Exercise objective
Find the lines containing "image" and say how many there are, with no other words.

Material provided

○ ○ ○ ○ ○

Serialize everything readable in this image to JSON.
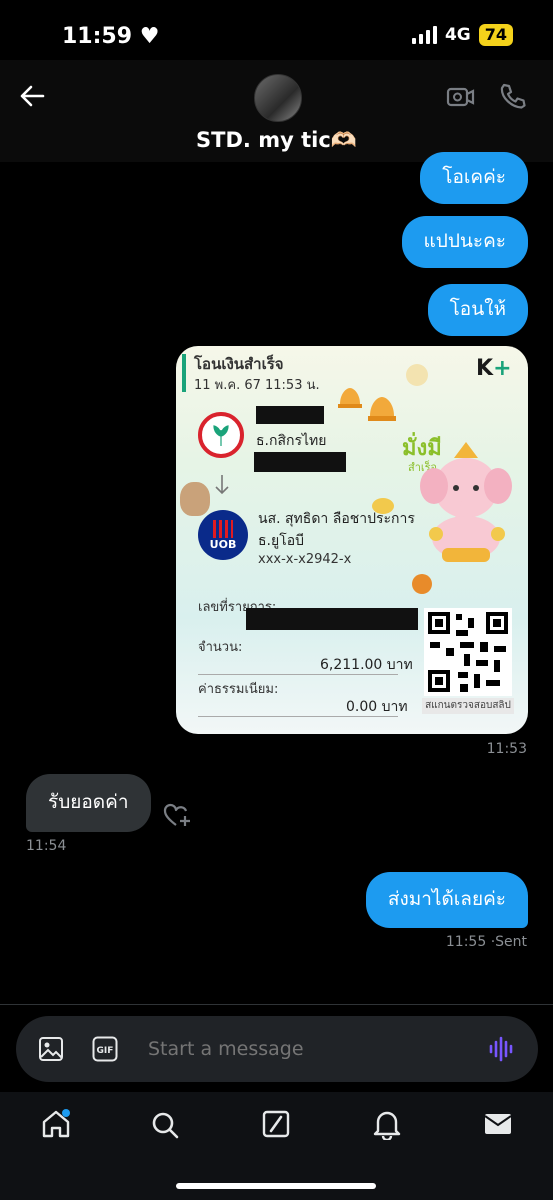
{
  "status": {
    "time": "11:59",
    "network": "4G",
    "battery": "74"
  },
  "header": {
    "title": "STD. my tic🫶🏻"
  },
  "messages": {
    "out1": "โอเคค่ะ",
    "out2": "แปปนะคะ",
    "out3": "โอนให้",
    "slip_time": "11:53",
    "in1": "รับยอดค่า",
    "in1_time": "11:54",
    "out4": "ส่งมาได้เลยค่ะ",
    "out4_time": "11:55",
    "out4_status": "·Sent"
  },
  "slip": {
    "title": "โอนเงินสำเร็จ",
    "date": "11 พ.ค. 67  11:53 น.",
    "brand": "K+",
    "from_bank": "ธ.กสิกรไทย",
    "to_name": "นส. สุทธิดา ลือชาประการ",
    "to_bank": "ธ.ยูโอบี",
    "to_account": "xxx-x-x2942-x",
    "ref_label": "เลขที่รายการ:",
    "amount_label": "จำนวน:",
    "amount": "6,211.00 บาท",
    "fee_label": "ค่าธรรมเนียม:",
    "fee": "0.00 บาท",
    "qr_caption": "สแกนตรวจสอบสลิป",
    "uob": "UOB",
    "sticker_text": "มั่งมี",
    "sticker_sub": "สำเร็จ"
  },
  "composer": {
    "placeholder": "Start a message"
  },
  "icons": [
    "back-arrow-icon",
    "video-call-icon",
    "phone-icon",
    "image-icon",
    "gif-icon",
    "voice-icon",
    "home-icon",
    "search-icon",
    "grok-icon",
    "bell-icon",
    "mail-icon",
    "add-reaction-icon"
  ]
}
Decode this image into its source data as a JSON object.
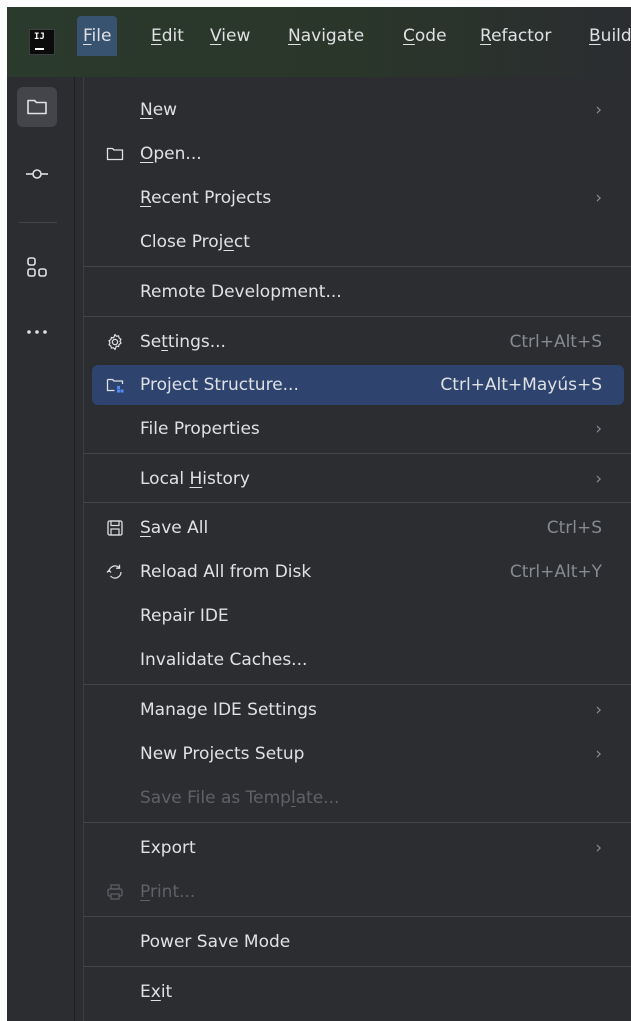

○ ○ ○ ○ ○

Solution
3